◆ **What to produce**
Would you set down every entry shown below, precisely as written?

Records from a data collection:

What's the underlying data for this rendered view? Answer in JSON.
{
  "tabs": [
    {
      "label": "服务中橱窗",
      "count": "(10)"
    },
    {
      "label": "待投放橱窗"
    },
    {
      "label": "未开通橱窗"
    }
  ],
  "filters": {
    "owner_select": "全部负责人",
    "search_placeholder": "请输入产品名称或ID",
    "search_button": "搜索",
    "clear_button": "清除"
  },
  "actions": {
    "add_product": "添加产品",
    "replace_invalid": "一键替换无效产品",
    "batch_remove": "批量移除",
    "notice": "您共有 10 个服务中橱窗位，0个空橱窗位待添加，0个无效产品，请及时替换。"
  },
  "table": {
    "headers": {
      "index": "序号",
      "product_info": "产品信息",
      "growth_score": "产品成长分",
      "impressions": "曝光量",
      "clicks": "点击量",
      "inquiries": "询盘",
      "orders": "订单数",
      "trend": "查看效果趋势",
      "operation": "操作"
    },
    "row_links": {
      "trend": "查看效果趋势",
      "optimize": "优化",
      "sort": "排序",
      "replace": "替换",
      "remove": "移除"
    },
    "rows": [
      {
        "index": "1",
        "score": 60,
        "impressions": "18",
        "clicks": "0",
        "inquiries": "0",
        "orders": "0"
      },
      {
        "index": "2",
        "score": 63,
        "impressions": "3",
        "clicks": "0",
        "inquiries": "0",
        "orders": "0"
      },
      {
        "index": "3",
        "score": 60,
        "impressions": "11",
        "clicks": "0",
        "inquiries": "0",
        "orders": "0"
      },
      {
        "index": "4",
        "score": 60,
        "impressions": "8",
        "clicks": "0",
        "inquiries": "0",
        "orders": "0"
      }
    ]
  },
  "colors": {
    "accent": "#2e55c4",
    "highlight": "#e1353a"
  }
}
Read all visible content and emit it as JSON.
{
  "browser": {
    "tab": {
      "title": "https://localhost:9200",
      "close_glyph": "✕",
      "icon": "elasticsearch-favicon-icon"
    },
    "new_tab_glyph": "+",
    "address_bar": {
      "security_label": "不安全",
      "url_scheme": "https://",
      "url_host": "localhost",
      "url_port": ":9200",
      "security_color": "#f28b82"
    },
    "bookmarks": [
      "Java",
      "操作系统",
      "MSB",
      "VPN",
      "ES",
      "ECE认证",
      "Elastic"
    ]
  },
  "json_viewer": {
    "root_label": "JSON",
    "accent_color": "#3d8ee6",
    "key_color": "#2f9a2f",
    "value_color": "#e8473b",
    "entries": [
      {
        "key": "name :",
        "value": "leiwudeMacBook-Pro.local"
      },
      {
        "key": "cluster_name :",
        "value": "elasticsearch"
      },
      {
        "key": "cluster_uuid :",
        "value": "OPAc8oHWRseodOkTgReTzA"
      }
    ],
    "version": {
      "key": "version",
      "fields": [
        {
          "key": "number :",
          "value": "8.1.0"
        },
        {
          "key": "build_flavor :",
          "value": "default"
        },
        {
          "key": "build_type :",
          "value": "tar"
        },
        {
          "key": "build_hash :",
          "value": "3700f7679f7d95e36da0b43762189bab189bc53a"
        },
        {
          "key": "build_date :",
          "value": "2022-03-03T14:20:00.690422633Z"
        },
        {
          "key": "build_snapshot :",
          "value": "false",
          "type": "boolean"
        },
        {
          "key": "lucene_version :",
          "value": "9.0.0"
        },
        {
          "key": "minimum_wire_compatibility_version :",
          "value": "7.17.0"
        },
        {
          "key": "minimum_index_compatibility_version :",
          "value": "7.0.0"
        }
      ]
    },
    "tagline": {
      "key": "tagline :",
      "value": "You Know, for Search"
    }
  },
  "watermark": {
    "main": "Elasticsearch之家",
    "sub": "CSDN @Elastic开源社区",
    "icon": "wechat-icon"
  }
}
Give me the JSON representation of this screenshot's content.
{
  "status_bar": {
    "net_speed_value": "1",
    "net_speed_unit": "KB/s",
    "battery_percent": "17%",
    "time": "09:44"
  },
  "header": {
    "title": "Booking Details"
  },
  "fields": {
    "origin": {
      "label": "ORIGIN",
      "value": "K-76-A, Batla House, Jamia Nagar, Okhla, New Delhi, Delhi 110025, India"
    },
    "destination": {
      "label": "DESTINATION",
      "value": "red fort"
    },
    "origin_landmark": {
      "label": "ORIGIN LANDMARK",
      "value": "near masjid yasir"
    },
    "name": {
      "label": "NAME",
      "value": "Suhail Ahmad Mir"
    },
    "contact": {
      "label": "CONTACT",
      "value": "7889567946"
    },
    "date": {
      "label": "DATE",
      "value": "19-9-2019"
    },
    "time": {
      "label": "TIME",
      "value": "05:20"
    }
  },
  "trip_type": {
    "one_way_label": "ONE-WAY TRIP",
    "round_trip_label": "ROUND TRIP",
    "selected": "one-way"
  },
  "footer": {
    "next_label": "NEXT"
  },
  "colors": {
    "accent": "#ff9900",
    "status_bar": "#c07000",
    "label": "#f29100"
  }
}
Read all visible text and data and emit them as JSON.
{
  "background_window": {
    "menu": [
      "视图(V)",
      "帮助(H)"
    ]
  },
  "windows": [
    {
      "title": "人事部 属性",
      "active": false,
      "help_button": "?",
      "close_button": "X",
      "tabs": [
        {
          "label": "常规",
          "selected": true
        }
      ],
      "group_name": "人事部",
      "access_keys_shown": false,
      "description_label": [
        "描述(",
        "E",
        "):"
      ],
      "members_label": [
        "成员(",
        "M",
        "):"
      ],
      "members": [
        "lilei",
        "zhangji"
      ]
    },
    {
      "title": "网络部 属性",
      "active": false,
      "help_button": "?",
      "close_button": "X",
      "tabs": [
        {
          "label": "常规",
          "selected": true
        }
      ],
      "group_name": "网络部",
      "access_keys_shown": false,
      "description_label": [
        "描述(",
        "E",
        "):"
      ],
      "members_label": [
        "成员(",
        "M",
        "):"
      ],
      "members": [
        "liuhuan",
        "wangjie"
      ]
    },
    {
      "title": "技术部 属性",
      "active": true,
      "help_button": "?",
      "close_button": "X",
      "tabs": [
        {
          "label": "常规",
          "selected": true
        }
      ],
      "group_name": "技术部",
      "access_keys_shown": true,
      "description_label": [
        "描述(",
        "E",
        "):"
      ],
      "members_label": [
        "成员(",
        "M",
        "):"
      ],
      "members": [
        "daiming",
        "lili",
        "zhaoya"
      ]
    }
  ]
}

◆ **Answer to this exercise**
What's the underlying data for this rendered view? Answer in JSON.
{
  "tabs": [
    {
      "label": "服务中橱窗",
      "count": "(10)"
    },
    {
      "label": "待投放橱窗"
    },
    {
      "label": "未开通橱窗"
    }
  ],
  "filters": {
    "owner_select": "全部负责人",
    "search_placeholder": "请输入产品名称或ID",
    "search_button": "搜索",
    "clear_button": "清除"
  },
  "actions": {
    "add_product": "添加产品",
    "replace_invalid": "一键替换无效产品",
    "batch_remove": "批量移除",
    "notice": "您共有 10 个服务中橱窗位，0个空橱窗位待添加，0个无效产品，请及时替换。"
  },
  "table": {
    "headers": {
      "index": "序号",
      "product_info": "产品信息",
      "growth_score": "产品成长分",
      "impressions": "曝光量",
      "clicks": "点击量",
      "inquiries": "询盘",
      "orders": "订单数",
      "trend": "查看效果趋势",
      "operation": "操作"
    },
    "row_links": {
      "trend": "查看效果趋势",
      "optimize": "优化",
      "sort": "排序",
      "replace": "替换",
      "remove": "移除"
    },
    "rows": [
      {
        "index": "1",
        "score": 60,
        "impressions": "18",
        "clicks": "0",
        "inquiries": "0",
        "orders": "0"
      },
      {
        "index": "2",
        "score": 63,
        "impressions": "3",
        "clicks": "0",
        "inquiries": "0",
        "orders": "0"
      },
      {
        "index": "3",
        "score": 60,
        "impressions": "11",
        "clicks": "0",
        "inquiries": "0",
        "orders": "0"
      },
      {
        "index": "4",
        "score": 60,
        "impressions": "8",
        "clicks": "0",
        "inquiries": "0",
        "orders": "0"
      }
    ]
  },
  "colors": {
    "accent": "#2e55c4",
    "highlight": "#e1353a"
  }
}
Read all visible content and emit it as JSON.
{
  "browser": {
    "tab": {
      "title": "https://localhost:9200",
      "close_glyph": "✕",
      "icon": "elasticsearch-favicon-icon"
    },
    "new_tab_glyph": "+",
    "address_bar": {
      "security_label": "不安全",
      "url_scheme": "https://",
      "url_host": "localhost",
      "url_port": ":9200",
      "security_color": "#f28b82"
    },
    "bookmarks": [
      "Java",
      "操作系统",
      "MSB",
      "VPN",
      "ES",
      "ECE认证",
      "Elastic"
    ]
  },
  "json_viewer": {
    "root_label": "JSON",
    "accent_color": "#3d8ee6",
    "key_color": "#2f9a2f",
    "value_color": "#e8473b",
    "entries": [
      {
        "key": "name :",
        "value": "leiwudeMacBook-Pro.local"
      },
      {
        "key": "cluster_name :",
        "value": "elasticsearch"
      },
      {
        "key": "cluster_uuid :",
        "value": "OPAc8oHWRseodOkTgReTzA"
      }
    ],
    "version": {
      "key": "version",
      "fields": [
        {
          "key": "number :",
          "value": "8.1.0"
        },
        {
          "key": "build_flavor :",
          "value": "default"
        },
        {
          "key": "build_type :",
          "value": "tar"
        },
        {
          "key": "build_hash :",
          "value": "3700f7679f7d95e36da0b43762189bab189bc53a"
        },
        {
          "key": "build_date :",
          "value": "2022-03-03T14:20:00.690422633Z"
        },
        {
          "key": "build_snapshot :",
          "value": "false",
          "type": "boolean"
        },
        {
          "key": "lucene_version :",
          "value": "9.0.0"
        },
        {
          "key": "minimum_wire_compatibility_version :",
          "value": "7.17.0"
        },
        {
          "key": "minimum_index_compatibility_version :",
          "value": "7.0.0"
        }
      ]
    },
    "tagline": {
      "key": "tagline :",
      "value": "You Know, for Search"
    }
  },
  "watermark": {
    "main": "Elasticsearch之家",
    "sub": "CSDN @Elastic开源社区",
    "icon": "wechat-icon"
  }
}
Give me the JSON representation of this screenshot's content.
{
  "status_bar": {
    "net_speed_value": "1",
    "net_speed_unit": "KB/s",
    "battery_percent": "17%",
    "time": "09:44"
  },
  "header": {
    "title": "Booking Details"
  },
  "fields": {
    "origin": {
      "label": "ORIGIN",
      "value": "K-76-A, Batla House, Jamia Nagar, Okhla, New Delhi, Delhi 110025, India"
    },
    "destination": {
      "label": "DESTINATION",
      "value": "red fort"
    },
    "origin_landmark": {
      "label": "ORIGIN LANDMARK",
      "value": "near masjid yasir"
    },
    "name": {
      "label": "NAME",
      "value": "Suhail Ahmad Mir"
    },
    "contact": {
      "label": "CONTACT",
      "value": "7889567946"
    },
    "date": {
      "label": "DATE",
      "value": "19-9-2019"
    },
    "time": {
      "label": "TIME",
      "value": "05:20"
    }
  },
  "trip_type": {
    "one_way_label": "ONE-WAY TRIP",
    "round_trip_label": "ROUND TRIP",
    "selected": "one-way"
  },
  "footer": {
    "next_label": "NEXT"
  },
  "colors": {
    "accent": "#ff9900",
    "status_bar": "#c07000",
    "label": "#f29100"
  }
}
Read all visible text and data and emit them as JSON.
{
  "background_window": {
    "menu": [
      "视图(V)",
      "帮助(H)"
    ]
  },
  "windows": [
    {
      "title": "人事部 属性",
      "active": false,
      "help_button": "?",
      "close_button": "X",
      "tabs": [
        {
          "label": "常规",
          "selected": true
        }
      ],
      "group_name": "人事部",
      "access_keys_shown": false,
      "description_label": [
        "描述(",
        "E",
        "):"
      ],
      "members_label": [
        "成员(",
        "M",
        "):"
      ],
      "members": [
        "lilei",
        "zhangji"
      ]
    },
    {
      "title": "网络部 属性",
      "active": false,
      "help_button": "?",
      "close_button": "X",
      "tabs": [
        {
          "label": "常规",
          "selected": true
        }
      ],
      "group_name": "网络部",
      "access_keys_shown": false,
      "description_label": [
        "描述(",
        "E",
        "):"
      ],
      "members_label": [
        "成员(",
        "M",
        "):"
      ],
      "members": [
        "liuhuan",
        "wangjie"
      ]
    },
    {
      "title": "技术部 属性",
      "active": true,
      "help_button": "?",
      "close_button": "X",
      "tabs": [
        {
          "label": "常规",
          "selected": true
        }
      ],
      "group_name": "技术部",
      "access_keys_shown": true,
      "description_label": [
        "描述(",
        "E",
        "):"
      ],
      "members_label": [
        "成员(",
        "M",
        "):"
      ],
      "members": [
        "daiming",
        "lili",
        "zhaoya"
      ]
    }
  ]
}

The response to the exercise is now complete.